* Start Data for this task *

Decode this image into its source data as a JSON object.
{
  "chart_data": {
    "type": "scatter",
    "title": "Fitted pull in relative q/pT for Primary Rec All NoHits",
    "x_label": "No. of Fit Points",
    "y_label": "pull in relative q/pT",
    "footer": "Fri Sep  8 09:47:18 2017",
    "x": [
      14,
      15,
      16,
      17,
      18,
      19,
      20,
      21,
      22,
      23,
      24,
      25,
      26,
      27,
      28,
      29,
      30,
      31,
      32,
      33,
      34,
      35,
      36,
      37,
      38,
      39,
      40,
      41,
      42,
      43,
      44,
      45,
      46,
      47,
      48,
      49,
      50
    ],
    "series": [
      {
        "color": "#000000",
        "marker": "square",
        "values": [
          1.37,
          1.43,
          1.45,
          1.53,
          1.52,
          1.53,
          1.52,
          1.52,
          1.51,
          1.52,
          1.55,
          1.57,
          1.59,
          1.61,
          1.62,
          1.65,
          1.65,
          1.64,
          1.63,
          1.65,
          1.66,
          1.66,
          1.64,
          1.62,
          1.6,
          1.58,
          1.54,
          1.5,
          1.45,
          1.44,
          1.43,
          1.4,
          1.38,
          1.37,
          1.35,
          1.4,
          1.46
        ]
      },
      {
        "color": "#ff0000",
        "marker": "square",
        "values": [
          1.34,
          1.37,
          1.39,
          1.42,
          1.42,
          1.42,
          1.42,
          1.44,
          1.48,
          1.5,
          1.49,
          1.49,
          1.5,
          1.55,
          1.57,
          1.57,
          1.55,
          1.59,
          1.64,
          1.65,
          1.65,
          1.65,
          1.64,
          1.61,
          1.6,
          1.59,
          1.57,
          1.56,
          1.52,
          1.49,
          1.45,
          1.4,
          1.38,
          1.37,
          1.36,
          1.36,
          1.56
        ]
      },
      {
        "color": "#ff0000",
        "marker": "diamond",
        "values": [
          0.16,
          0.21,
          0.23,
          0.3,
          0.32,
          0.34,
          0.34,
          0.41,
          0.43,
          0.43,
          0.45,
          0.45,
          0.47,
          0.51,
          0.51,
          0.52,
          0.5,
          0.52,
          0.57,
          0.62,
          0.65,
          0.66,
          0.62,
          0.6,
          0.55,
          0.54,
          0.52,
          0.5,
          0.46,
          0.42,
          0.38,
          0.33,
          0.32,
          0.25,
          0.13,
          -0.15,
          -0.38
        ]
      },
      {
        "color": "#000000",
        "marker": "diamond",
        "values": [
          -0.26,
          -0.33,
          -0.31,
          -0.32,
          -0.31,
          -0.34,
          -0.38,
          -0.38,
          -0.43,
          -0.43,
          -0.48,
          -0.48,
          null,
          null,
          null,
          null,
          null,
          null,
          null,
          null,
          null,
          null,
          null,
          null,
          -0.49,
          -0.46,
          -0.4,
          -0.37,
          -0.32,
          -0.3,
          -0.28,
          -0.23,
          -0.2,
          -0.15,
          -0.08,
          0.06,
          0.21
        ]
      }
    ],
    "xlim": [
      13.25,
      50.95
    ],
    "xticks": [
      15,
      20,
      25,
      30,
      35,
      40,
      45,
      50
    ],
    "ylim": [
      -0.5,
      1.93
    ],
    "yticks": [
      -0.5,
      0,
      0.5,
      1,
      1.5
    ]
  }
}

* End Data for this task *

What this task involves: Copy out the lines in which the string "relative" appears.

Final answer:
    "title": "Fitted pull in relative q/pT for Primary Rec All NoHits",
    "y_label": "pull in relative q/pT",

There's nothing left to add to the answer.